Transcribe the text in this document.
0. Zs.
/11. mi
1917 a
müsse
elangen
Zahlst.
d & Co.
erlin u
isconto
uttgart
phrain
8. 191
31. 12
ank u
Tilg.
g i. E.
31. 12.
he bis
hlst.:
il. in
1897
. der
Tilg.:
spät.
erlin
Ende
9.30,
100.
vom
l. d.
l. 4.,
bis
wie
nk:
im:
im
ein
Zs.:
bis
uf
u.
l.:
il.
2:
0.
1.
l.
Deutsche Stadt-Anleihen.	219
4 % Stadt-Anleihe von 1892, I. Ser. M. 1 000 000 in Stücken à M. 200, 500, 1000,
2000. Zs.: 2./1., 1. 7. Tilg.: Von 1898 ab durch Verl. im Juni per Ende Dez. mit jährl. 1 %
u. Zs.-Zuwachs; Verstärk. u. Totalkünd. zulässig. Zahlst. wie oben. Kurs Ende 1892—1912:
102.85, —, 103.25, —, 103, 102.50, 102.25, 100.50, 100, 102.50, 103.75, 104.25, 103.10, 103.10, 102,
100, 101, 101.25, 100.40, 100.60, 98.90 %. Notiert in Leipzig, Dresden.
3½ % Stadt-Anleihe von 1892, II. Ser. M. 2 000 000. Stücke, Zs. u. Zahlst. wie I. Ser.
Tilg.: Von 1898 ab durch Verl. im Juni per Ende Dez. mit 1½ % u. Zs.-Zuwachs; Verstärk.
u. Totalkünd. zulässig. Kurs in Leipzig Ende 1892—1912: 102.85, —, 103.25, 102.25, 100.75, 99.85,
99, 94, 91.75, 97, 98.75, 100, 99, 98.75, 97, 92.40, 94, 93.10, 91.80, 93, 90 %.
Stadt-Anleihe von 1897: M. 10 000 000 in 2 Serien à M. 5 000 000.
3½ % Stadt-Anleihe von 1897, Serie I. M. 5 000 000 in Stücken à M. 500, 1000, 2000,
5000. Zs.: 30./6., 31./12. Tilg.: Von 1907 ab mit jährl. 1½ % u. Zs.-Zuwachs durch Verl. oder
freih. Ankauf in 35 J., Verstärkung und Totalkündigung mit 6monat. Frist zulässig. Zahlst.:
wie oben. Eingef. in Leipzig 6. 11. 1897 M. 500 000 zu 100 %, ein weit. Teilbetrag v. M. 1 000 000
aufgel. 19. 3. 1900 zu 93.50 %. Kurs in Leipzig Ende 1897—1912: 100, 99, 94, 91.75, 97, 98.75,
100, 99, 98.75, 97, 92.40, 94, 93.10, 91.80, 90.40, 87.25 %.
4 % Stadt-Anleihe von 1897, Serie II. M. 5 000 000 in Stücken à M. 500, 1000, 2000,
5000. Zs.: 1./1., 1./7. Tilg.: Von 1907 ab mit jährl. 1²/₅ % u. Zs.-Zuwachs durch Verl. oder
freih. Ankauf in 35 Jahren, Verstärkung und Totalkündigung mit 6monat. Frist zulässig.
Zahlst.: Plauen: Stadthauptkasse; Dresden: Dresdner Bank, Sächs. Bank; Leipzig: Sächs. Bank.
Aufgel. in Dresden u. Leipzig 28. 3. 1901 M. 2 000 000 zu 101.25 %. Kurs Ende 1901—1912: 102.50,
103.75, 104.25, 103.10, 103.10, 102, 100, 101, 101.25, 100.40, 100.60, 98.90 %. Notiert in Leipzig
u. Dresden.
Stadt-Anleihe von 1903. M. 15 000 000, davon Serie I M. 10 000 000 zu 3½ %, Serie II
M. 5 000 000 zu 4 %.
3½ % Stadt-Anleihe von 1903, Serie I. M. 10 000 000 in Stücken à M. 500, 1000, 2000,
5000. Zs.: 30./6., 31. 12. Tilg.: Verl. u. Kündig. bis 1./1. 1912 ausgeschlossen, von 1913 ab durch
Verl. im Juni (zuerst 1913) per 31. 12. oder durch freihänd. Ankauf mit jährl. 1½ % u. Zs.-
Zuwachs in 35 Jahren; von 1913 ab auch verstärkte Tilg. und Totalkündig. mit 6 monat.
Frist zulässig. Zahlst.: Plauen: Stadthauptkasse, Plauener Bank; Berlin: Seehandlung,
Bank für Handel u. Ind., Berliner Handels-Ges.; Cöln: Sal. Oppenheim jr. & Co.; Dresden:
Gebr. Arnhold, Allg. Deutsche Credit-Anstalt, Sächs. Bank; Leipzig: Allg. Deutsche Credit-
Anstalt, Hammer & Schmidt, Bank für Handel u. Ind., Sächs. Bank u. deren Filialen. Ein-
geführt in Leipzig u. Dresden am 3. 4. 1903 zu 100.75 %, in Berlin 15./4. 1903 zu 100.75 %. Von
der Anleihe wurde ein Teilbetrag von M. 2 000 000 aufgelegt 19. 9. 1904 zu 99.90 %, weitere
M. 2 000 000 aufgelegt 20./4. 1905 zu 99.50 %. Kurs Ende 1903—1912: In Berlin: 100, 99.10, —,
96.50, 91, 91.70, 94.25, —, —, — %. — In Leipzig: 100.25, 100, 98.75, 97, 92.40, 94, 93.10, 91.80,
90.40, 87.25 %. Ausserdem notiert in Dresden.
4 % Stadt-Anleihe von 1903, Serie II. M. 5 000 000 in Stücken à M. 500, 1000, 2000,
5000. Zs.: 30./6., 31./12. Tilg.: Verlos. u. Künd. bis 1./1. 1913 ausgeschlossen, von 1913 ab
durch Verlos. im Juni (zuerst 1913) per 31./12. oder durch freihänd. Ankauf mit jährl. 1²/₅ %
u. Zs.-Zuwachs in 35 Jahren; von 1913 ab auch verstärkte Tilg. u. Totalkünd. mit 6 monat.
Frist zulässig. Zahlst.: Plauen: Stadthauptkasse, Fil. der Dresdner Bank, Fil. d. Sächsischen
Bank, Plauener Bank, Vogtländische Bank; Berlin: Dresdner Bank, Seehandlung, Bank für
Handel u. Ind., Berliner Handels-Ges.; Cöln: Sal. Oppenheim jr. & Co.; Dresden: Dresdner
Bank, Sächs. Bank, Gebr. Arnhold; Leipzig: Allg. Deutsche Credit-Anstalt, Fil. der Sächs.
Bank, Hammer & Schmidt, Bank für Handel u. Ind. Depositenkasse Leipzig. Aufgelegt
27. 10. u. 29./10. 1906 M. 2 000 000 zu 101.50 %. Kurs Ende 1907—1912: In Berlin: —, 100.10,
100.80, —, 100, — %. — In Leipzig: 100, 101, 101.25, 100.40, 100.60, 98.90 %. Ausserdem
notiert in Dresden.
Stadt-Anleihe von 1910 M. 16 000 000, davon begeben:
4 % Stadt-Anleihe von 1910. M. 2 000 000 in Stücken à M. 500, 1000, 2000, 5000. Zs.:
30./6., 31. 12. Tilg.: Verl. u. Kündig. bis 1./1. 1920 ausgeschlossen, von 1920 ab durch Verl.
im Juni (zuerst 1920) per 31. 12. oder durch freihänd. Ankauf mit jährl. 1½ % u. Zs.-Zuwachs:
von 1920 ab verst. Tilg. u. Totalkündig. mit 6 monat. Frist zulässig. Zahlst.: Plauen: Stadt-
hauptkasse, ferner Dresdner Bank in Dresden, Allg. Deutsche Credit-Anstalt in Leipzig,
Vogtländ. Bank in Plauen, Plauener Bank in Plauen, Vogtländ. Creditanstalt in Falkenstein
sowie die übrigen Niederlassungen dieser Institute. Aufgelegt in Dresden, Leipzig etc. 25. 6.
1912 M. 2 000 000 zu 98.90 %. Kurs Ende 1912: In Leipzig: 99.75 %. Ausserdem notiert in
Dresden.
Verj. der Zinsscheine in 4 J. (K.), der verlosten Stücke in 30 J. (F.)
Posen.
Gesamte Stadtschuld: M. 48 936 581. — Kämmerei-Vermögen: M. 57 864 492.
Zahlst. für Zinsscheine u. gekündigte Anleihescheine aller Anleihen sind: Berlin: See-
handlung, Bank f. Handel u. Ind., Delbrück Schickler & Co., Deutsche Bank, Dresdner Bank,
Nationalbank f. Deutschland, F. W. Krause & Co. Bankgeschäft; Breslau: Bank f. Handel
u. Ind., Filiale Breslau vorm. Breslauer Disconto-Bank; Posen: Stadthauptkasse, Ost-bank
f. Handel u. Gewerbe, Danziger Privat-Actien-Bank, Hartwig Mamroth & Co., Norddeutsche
▬▬▬▬▬▬
### What the task requires
Read through the data and copy every line where "Cöln" shows up.

### Answer for the task
Bank für Handel u. Ind., Berliner Handels-Ges.; Cöln: Sal. Oppenheim jr. & Co.; Dresden:
Handel u. Ind., Berliner Handels-Ges.; Cöln: Sal. Oppenheim jr. & Co.; Dresden: Dresdner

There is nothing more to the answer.